* START *
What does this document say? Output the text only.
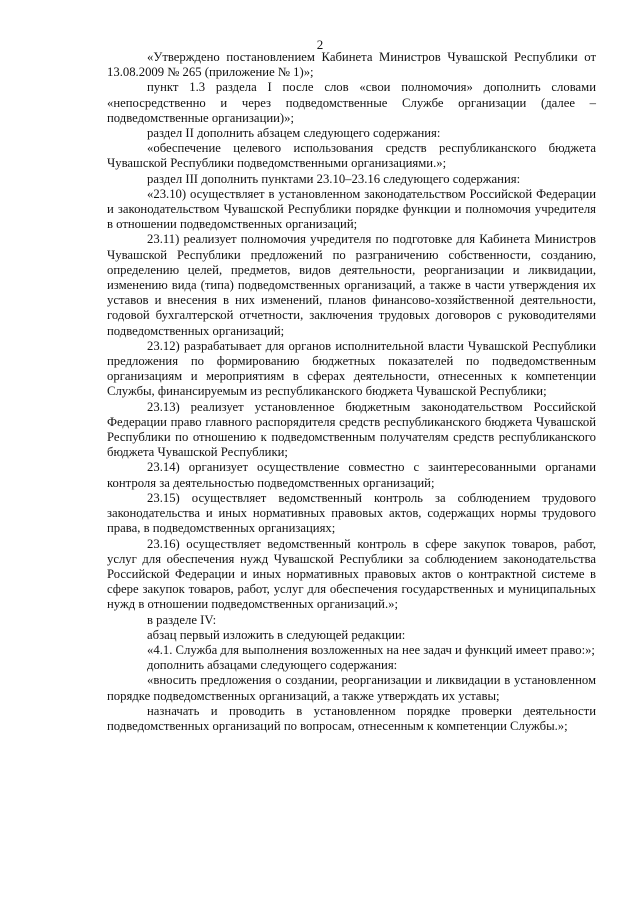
2

«Утверждено постановлением Кабинета Министров Чувашской Республики от 13.08.2009 № 265 (приложение № 1)»;

пункт 1.3 раздела I после слов «свои полномочия» дополнить словами «непосредственно и через подведомственные Службе организации (далее – подведомственные организации)»;

раздел II дополнить абзацем следующего содержания:

«обеспечение целевого использования средств республиканского бюджета Чувашской Республики подведомственными организациями.»;

раздел III дополнить пунктами 23.10–23.16 следующего содержания:

«23.10) осуществляет в установленном законодательством Российской Федерации и законодательством Чувашской Республики порядке функции и полномочия учредителя в отношении подведомственных организаций;

23.11) реализует полномочия учредителя по подготовке для Кабинета Министров Чувашской Республики предложений по разграничению собственности, созданию, определению целей, предметов, видов деятельности, реорганизации и ликвидации, изменению вида (типа) подведомственных организаций, а также в части утверждения их уставов и внесения в них изменений, планов финансово-хозяйственной деятельности, годовой бухгалтерской отчетности, заключения трудовых договоров с руководителями подведомственных организаций;

23.12) разрабатывает для органов исполнительной власти Чувашской Республики предложения по формированию бюджетных показателей по подведомственным организациям и мероприятиям в сферах деятельности, отнесенных к компетенции Службы, финансируемым из республиканского бюджета Чувашской Республики;

23.13) реализует установленное бюджетным законодательством Российской Федерации право главного распорядителя средств республиканского бюджета Чувашской Республики по отношению к подведомственным получателям средств республиканского бюджета Чувашской Республики;

23.14) организует осуществление совместно с заинтересованными органами контроля за деятельностью подведомственных организаций;

23.15) осуществляет ведомственный контроль за соблюдением трудового законодательства и иных нормативных правовых актов, содержащих нормы трудового права, в подведомственных организациях;

23.16) осуществляет ведомственный контроль в сфере закупок товаров, работ, услуг для обеспечения нужд Чувашской Республики за соблюдением законодательства Российской Федерации и иных нормативных правовых актов о контрактной системе в сфере закупок товаров, работ, услуг для обеспечения государственных и муниципальных нужд в отношении подведомственных организаций.»;

в разделе IV:

абзац первый изложить в следующей редакции:

«4.1. Служба для выполнения возложенных на нее задач и функций имеет право:»;

дополнить абзацами следующего содержания:

«вносить предложения о создании, реорганизации и ликвидации в установленном порядке подведомственных организаций, а также утверждать их уставы;

назначать и проводить в установленном порядке проверки деятельности подведомственных организаций по вопросам, отнесенным к компетенции Службы.»;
* END *
Reproduce the records, all of them, word for word; omit the pictures.

What does this document say? Output the text only.
2

«Утверждено постановлением Кабинета Министров Чувашской Республики от 13.08.2009 № 265 (приложение № 1)»;

пункт 1.3 раздела I после слов «свои полномочия» дополнить словами «непосредственно и через подведомственные Службе организации (далее – подведомственные организации)»;

раздел II дополнить абзацем следующего содержания:

«обеспечение целевого использования средств республиканского бюджета Чувашской Республики подведомственными организациями.»;

раздел III дополнить пунктами 23.10–23.16 следующего содержания:

«23.10) осуществляет в установленном законодательством Российской Федерации и законодательством Чувашской Республики порядке функции и полномочия учредителя в отношении подведомственных организаций;

23.11) реализует полномочия учредителя по подготовке для Кабинета Министров Чувашской Республики предложений по разграничению собственности, созданию, определению целей, предметов, видов деятельности, реорганизации и ликвидации, изменению вида (типа) подведомственных организаций, а также в части утверждения их уставов и внесения в них изменений, планов финансово-хозяйственной деятельности, годовой бухгалтерской отчетности, заключения трудовых договоров с руководителями подведомственных организаций;

23.12) разрабатывает для органов исполнительной власти Чувашской Республики предложения по формированию бюджетных показателей по подведомственным организациям и мероприятиям в сферах деятельности, отнесенных к компетенции Службы, финансируемым из республиканского бюджета Чувашской Республики;

23.13) реализует установленное бюджетным законодательством Российской Федерации право главного распорядителя средств республиканского бюджета Чувашской Республики по отношению к подведомственным получателям средств республиканского бюджета Чувашской Республики;

23.14) организует осуществление совместно с заинтересованными органами контроля за деятельностью подведомственных организаций;

23.15) осуществляет ведомственный контроль за соблюдением трудового законодательства и иных нормативных правовых актов, содержащих нормы трудового права, в подведомственных организациях;

23.16) осуществляет ведомственный контроль в сфере закупок товаров, работ, услуг для обеспечения нужд Чувашской Республики за соблюдением законодательства Российской Федерации и иных нормативных правовых актов о контрактной системе в сфере закупок товаров, работ, услуг для обеспечения государственных и муниципальных нужд в отношении подведомственных организаций.»;

в разделе IV:

абзац первый изложить в следующей редакции:

«4.1. Служба для выполнения возложенных на нее задач и функций имеет право:»;

дополнить абзацами следующего содержания:

«вносить предложения о создании, реорганизации и ликвидации в установленном порядке подведомственных организаций, а также утверждать их уставы;

назначать и проводить в установленном порядке проверки деятельности подведомственных организаций по вопросам, отнесенным к компетенции Службы.»;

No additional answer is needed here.